● Short exercise:
Output exactly the lines from the line with "Transcribe the text in this document." through the end of the records below. Include nothing else.

● Given entries:

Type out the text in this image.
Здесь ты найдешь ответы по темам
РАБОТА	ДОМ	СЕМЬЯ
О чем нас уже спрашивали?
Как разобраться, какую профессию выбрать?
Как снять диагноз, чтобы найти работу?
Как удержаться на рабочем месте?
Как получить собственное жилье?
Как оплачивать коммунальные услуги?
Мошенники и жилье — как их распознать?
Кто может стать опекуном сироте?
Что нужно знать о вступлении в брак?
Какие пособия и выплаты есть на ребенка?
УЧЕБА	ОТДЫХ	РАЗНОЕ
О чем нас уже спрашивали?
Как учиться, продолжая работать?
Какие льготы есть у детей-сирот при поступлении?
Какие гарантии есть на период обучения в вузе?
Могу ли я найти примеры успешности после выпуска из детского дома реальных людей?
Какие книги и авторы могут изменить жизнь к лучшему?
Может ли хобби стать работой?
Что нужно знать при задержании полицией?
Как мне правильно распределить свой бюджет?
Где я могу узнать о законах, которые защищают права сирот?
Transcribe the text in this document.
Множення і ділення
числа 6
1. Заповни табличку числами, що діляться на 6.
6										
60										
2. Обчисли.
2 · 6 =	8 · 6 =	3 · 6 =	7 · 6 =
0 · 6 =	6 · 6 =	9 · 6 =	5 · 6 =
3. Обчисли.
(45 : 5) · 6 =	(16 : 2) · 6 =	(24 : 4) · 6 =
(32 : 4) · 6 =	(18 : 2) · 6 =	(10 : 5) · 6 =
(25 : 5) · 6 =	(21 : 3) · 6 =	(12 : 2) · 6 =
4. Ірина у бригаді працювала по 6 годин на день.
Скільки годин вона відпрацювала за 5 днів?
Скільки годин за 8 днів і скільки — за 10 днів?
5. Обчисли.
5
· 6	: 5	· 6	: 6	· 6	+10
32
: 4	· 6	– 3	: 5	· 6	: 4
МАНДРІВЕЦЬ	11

● Solution for this exercise:
Transcribe the text in this document.
Множення і ділення
числа 6
1. Заповни табличку числами, що діляться на 6.
6										
60										
2. Обчисли.
2 · 6 =	8 · 6 =	3 · 6 =	7 · 6 =
0 · 6 =	6 · 6 =	9 · 6 =	5 · 6 =
3. Обчисли.
(45 : 5) · 6 =	(16 : 2) · 6 =	(24 : 4) · 6 =
(32 : 4) · 6 =	(18 : 2) · 6 =	(10 : 5) · 6 =
(25 : 5) · 6 =	(21 : 3) · 6 =	(12 : 2) · 6 =
4. Ірина у бригаді працювала по 6 годин на день.
Скільки годин вона відпрацювала за 5 днів?
Скільки годин за 8 днів і скільки — за 10 днів?
5. Обчисли.
5
· 6	: 5	· 6	: 6	· 6	+10
32
: 4	· 6	– 3	: 5	· 6	: 4
МАНДРІВЕЦЬ	11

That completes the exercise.